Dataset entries
______________________________

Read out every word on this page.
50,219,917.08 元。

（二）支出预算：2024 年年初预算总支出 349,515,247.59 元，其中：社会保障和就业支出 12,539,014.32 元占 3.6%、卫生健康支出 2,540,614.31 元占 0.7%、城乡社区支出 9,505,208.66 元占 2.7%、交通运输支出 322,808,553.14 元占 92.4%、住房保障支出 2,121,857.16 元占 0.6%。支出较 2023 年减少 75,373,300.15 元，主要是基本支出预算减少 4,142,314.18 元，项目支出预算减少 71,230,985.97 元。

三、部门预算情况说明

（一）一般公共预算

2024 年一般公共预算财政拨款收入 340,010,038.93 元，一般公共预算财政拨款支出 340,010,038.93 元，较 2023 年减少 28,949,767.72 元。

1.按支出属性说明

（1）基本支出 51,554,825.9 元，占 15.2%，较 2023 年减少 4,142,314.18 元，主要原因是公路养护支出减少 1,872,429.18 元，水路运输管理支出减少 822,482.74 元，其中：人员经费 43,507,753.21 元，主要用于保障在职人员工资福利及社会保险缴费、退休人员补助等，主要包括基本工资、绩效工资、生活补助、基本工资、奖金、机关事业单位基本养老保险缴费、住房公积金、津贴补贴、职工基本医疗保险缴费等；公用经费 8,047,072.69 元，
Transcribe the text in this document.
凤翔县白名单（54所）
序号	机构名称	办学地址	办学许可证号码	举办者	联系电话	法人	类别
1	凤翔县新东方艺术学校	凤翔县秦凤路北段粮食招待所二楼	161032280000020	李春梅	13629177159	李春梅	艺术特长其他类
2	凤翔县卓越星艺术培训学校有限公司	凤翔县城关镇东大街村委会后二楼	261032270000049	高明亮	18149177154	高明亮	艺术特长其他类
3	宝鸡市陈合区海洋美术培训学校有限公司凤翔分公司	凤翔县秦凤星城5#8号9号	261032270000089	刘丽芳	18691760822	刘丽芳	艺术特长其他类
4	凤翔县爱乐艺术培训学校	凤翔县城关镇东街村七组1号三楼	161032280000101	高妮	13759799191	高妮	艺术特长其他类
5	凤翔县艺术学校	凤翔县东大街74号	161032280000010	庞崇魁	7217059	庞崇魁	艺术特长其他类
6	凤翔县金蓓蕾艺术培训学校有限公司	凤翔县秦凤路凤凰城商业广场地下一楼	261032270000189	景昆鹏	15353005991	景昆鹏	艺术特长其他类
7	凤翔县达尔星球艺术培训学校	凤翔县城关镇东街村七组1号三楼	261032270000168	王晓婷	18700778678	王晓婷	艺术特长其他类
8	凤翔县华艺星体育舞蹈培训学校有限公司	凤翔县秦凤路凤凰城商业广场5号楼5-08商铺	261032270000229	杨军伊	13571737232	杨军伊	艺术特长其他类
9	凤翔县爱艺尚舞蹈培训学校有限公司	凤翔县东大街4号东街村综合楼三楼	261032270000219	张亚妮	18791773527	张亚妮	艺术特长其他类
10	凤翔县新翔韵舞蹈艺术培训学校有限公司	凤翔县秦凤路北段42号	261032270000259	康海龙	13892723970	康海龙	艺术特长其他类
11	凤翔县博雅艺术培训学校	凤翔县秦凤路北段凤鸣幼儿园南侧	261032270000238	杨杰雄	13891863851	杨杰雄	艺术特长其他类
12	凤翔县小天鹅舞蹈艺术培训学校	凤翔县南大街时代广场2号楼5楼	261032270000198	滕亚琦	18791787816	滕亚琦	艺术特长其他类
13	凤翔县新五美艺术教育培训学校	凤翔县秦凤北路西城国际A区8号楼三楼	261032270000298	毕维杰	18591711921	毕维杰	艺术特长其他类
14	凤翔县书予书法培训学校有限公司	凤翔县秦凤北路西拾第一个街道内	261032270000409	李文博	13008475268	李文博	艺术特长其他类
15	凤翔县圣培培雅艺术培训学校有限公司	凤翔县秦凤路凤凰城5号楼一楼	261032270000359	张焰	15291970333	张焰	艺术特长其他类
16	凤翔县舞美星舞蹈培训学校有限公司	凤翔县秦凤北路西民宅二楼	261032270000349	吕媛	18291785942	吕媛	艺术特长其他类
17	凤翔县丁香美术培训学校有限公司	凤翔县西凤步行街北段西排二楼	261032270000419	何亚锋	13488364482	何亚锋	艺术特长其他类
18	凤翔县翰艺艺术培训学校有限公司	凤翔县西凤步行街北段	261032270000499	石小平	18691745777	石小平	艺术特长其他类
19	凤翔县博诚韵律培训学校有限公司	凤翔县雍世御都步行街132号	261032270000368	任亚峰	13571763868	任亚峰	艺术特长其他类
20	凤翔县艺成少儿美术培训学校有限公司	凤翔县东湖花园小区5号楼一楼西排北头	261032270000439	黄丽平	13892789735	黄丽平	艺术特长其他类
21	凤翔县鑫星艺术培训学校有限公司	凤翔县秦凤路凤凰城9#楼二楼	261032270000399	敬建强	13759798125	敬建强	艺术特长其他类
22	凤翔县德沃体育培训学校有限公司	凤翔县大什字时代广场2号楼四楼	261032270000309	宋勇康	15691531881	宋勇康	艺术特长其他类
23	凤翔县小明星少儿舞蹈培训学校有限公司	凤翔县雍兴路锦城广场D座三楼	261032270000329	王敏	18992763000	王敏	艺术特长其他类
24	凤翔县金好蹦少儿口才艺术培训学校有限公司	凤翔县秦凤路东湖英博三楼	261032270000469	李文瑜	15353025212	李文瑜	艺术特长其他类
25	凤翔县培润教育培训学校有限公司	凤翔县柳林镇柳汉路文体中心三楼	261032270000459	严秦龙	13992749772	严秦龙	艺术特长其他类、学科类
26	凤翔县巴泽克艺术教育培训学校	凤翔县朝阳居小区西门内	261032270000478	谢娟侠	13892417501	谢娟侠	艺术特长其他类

______________________________

Given request
Copy down the whole of the data above, matching it exactly.

Final answer
Read out every word on this page.
50,219,917.08 元。

（二）支出预算：2024 年年初预算总支出 349,515,247.59 元，其中：社会保障和就业支出 12,539,014.32 元占 3.6%、卫生健康支出 2,540,614.31 元占 0.7%、城乡社区支出 9,505,208.66 元占 2.7%、交通运输支出 322,808,553.14 元占 92.4%、住房保障支出 2,121,857.16 元占 0.6%。支出较 2023 年减少 75,373,300.15 元，主要是基本支出预算减少 4,142,314.18 元，项目支出预算减少 71,230,985.97 元。

三、部门预算情况说明

（一）一般公共预算

2024 年一般公共预算财政拨款收入 340,010,038.93 元，一般公共预算财政拨款支出 340,010,038.93 元，较 2023 年减少 28,949,767.72 元。

1.按支出属性说明

（1）基本支出 51,554,825.9 元，占 15.2%，较 2023 年减少 4,142,314.18 元，主要原因是公路养护支出减少 1,872,429.18 元，水路运输管理支出减少 822,482.74 元，其中：人员经费 43,507,753.21 元，主要用于保障在职人员工资福利及社会保险缴费、退休人员补助等，主要包括基本工资、绩效工资、生活补助、基本工资、奖金、机关事业单位基本养老保险缴费、住房公积金、津贴补贴、职工基本医疗保险缴费等；公用经费 8,047,072.69 元，
Transcribe the text in this document.
凤翔县白名单（54所）
序号	机构名称	办学地址	办学许可证号码	举办者	联系电话	法人	类别
1	凤翔县新东方艺术学校	凤翔县秦凤路北段粮食招待所二楼	161032280000020	李春梅	13629177159	李春梅	艺术特长其他类
2	凤翔县卓越星艺术培训学校有限公司	凤翔县城关镇东大街村委会后二楼	261032270000049	高明亮	18149177154	高明亮	艺术特长其他类
3	宝鸡市陈合区海洋美术培训学校有限公司凤翔分公司	凤翔县秦凤星城5#8号9号	261032270000089	刘丽芳	18691760822	刘丽芳	艺术特长其他类
4	凤翔县爱乐艺术培训学校	凤翔县城关镇东街村七组1号三楼	161032280000101	高妮	13759799191	高妮	艺术特长其他类
5	凤翔县艺术学校	凤翔县东大街74号	161032280000010	庞崇魁	7217059	庞崇魁	艺术特长其他类
6	凤翔县金蓓蕾艺术培训学校有限公司	凤翔县秦凤路凤凰城商业广场地下一楼	261032270000189	景昆鹏	15353005991	景昆鹏	艺术特长其他类
7	凤翔县达尔星球艺术培训学校	凤翔县城关镇东街村七组1号三楼	261032270000168	王晓婷	18700778678	王晓婷	艺术特长其他类
8	凤翔县华艺星体育舞蹈培训学校有限公司	凤翔县秦凤路凤凰城商业广场5号楼5-08商铺	261032270000229	杨军伊	13571737232	杨军伊	艺术特长其他类
9	凤翔县爱艺尚舞蹈培训学校有限公司	凤翔县东大街4号东街村综合楼三楼	261032270000219	张亚妮	18791773527	张亚妮	艺术特长其他类
10	凤翔县新翔韵舞蹈艺术培训学校有限公司	凤翔县秦凤路北段42号	261032270000259	康海龙	13892723970	康海龙	艺术特长其他类
11	凤翔县博雅艺术培训学校	凤翔县秦凤路北段凤鸣幼儿园南侧	261032270000238	杨杰雄	13891863851	杨杰雄	艺术特长其他类
12	凤翔县小天鹅舞蹈艺术培训学校	凤翔县南大街时代广场2号楼5楼	261032270000198	滕亚琦	18791787816	滕亚琦	艺术特长其他类
13	凤翔县新五美艺术教育培训学校	凤翔县秦凤北路西城国际A区8号楼三楼	261032270000298	毕维杰	18591711921	毕维杰	艺术特长其他类
14	凤翔县书予书法培训学校有限公司	凤翔县秦凤北路西拾第一个街道内	261032270000409	李文博	13008475268	李文博	艺术特长其他类
15	凤翔县圣培培雅艺术培训学校有限公司	凤翔县秦凤路凤凰城5号楼一楼	261032270000359	张焰	15291970333	张焰	艺术特长其他类
16	凤翔县舞美星舞蹈培训学校有限公司	凤翔县秦凤北路西民宅二楼	261032270000349	吕媛	18291785942	吕媛	艺术特长其他类
17	凤翔县丁香美术培训学校有限公司	凤翔县西凤步行街北段西排二楼	261032270000419	何亚锋	13488364482	何亚锋	艺术特长其他类
18	凤翔县翰艺艺术培训学校有限公司	凤翔县西凤步行街北段	261032270000499	石小平	18691745777	石小平	艺术特长其他类
19	凤翔县博诚韵律培训学校有限公司	凤翔县雍世御都步行街132号	261032270000368	任亚峰	13571763868	任亚峰	艺术特长其他类
20	凤翔县艺成少儿美术培训学校有限公司	凤翔县东湖花园小区5号楼一楼西排北头	261032270000439	黄丽平	13892789735	黄丽平	艺术特长其他类
21	凤翔县鑫星艺术培训学校有限公司	凤翔县秦凤路凤凰城9#楼二楼	261032270000399	敬建强	13759798125	敬建强	艺术特长其他类
22	凤翔县德沃体育培训学校有限公司	凤翔县大什字时代广场2号楼四楼	261032270000309	宋勇康	15691531881	宋勇康	艺术特长其他类
23	凤翔县小明星少儿舞蹈培训学校有限公司	凤翔县雍兴路锦城广场D座三楼	261032270000329	王敏	18992763000	王敏	艺术特长其他类
24	凤翔县金好蹦少儿口才艺术培训学校有限公司	凤翔县秦凤路东湖英博三楼	261032270000469	李文瑜	15353025212	李文瑜	艺术特长其他类
25	凤翔县培润教育培训学校有限公司	凤翔县柳林镇柳汉路文体中心三楼	261032270000459	严秦龙	13992749772	严秦龙	艺术特长其他类、学科类
26	凤翔县巴泽克艺术教育培训学校	凤翔县朝阳居小区西门内	261032270000478	谢娟侠	13892417501	谢娟侠	艺术特长其他类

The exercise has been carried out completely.